Store your digital records in a cloud service (Google Drive, OneDrive, Dropbox or within your accounting software ). Cloud storage means:

  • Records are accessible from anywhere
  • Automatic backups protect against loss
  • You can share with your accountant instantly
  • Records survive if your laptop is lost or damaged

Organise by category and date

Whether digital or paper, organise your records so you can find things quickly. A simple folder structure works:

2025-26/
  Income/
    Sales invoices
    Bank statements
  Expenses/
    Office
    Travel
    Professional fees
    Insurance
    Marketing
    Equipment
  VAT/
    VAT returns
    VAT calculations
  Payroll/
    Payslips
    P60s
    PAYE summaries
  Assets/
    Purchase records
    Depreciation schedules

Name files consistently – 2025-04-15-screwfix-power-drill.jpg is findable; IMG_4523.jpg is not.

Reconcile regularly

Bank reconciliation means matching your records to your bank statements. Every transaction on your statement should appear in your books, and vice versa. Discrepancies indicate:

  • A transaction you forgot to record
  • A duplicate entry
  • A payment that has not cleared
  • An error in the amount

Reconcile weekly if you have many transactions, or monthly at minimum. With accounting software and bank feeds, reconciliation is largely automated – you just review and confirm.

Separate personal and business

This comes up in every accounting guide because it is genuinely important. Mixing personal and business transactions:

  • Makes bookkeeping harder
  • Increases the chance of errors
  • Makes HMRC suspicious during enquiries
  • Complicates VAT claims

Use a dedicated business bank account and a dedicated business credit card if possible. If you occasionally use a personal card for a business purchase, record it immediately and reimburse yourself from the business account.

Exercise data
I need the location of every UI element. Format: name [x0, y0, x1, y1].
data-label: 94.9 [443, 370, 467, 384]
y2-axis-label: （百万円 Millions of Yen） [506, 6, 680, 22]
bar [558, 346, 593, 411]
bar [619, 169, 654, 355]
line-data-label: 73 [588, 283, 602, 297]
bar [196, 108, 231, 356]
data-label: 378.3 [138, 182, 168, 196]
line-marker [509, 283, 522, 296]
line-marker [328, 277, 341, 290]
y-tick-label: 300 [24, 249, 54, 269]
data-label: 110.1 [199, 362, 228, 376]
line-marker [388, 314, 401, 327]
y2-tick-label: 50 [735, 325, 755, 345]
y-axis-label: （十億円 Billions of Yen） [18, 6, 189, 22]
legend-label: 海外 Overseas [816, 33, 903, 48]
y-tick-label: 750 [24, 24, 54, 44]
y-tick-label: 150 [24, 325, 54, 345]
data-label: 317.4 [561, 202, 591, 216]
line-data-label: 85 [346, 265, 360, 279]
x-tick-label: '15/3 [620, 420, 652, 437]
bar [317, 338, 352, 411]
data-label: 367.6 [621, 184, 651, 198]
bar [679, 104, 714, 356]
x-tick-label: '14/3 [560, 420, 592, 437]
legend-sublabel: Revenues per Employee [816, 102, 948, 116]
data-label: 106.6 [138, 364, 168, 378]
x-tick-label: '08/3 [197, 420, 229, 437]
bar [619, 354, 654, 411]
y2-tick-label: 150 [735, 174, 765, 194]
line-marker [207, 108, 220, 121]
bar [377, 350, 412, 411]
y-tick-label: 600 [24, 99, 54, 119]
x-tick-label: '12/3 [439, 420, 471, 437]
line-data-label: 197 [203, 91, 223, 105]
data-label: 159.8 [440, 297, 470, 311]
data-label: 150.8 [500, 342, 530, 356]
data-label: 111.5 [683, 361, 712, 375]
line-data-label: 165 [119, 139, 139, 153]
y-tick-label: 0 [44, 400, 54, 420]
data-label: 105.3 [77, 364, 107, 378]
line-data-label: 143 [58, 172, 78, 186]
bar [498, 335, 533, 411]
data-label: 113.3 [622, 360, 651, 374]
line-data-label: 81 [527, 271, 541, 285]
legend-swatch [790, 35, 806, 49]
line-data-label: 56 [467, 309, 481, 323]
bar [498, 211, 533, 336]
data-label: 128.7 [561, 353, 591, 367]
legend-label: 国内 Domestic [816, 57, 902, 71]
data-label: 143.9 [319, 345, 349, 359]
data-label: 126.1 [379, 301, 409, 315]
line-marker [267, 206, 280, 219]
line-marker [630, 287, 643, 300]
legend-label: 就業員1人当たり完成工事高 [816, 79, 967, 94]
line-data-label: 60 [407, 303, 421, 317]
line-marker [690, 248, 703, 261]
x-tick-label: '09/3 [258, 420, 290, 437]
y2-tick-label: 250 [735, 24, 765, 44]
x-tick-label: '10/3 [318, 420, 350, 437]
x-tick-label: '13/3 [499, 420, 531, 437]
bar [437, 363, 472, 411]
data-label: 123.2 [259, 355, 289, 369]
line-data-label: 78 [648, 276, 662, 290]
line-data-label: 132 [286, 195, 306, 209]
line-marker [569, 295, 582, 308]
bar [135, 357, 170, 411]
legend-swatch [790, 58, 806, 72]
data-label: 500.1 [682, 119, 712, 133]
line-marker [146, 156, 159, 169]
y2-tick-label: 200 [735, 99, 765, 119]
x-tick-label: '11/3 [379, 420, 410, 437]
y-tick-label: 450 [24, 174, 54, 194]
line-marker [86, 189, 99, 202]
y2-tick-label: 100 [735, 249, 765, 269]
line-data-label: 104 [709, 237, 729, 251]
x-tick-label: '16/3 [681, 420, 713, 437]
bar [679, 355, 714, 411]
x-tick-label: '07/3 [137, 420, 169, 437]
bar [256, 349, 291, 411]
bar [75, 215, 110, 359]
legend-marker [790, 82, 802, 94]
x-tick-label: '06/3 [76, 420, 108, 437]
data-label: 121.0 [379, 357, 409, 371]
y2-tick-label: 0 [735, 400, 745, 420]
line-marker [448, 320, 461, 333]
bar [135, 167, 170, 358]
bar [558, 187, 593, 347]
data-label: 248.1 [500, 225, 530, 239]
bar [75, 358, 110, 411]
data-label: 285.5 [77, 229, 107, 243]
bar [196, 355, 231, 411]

Your tasks
(1) List every subfolder that the record-keeping guide above places under "Expenses/" in its sample folder structure.
(2) Write the next part of the record-keeping guide, picking up after its last sentence about reimbursing yourself from the business account.

Your responses
(1)
Office
Travel
Professional fees
Insurance
Marketing
Equipment

(2)
Handle expenses as they happen

Do not let expense receipts accumulate. Process them the same day:

  1. Photograph the receipt
  2. Record the transaction in your accounting software (or a spreadsheet if you must)
  3. Categorise it – office supplies, travel, professional fees, etc.
  4. Note the VAT if you are VAT-registered
  5. File the digital copy in the relevant folder

For expense tracking best practices, see our dedicated guide.

Year-end preparation

If you keep records throughout the year, year-end preparation is straightforward:

Monthly tasks

  • Reconcile all bank accounts
  • Review outstanding invoices (chase debtors)
  • Check expense categorisation

Quarter-end tasks

  • File VAT return (if registered)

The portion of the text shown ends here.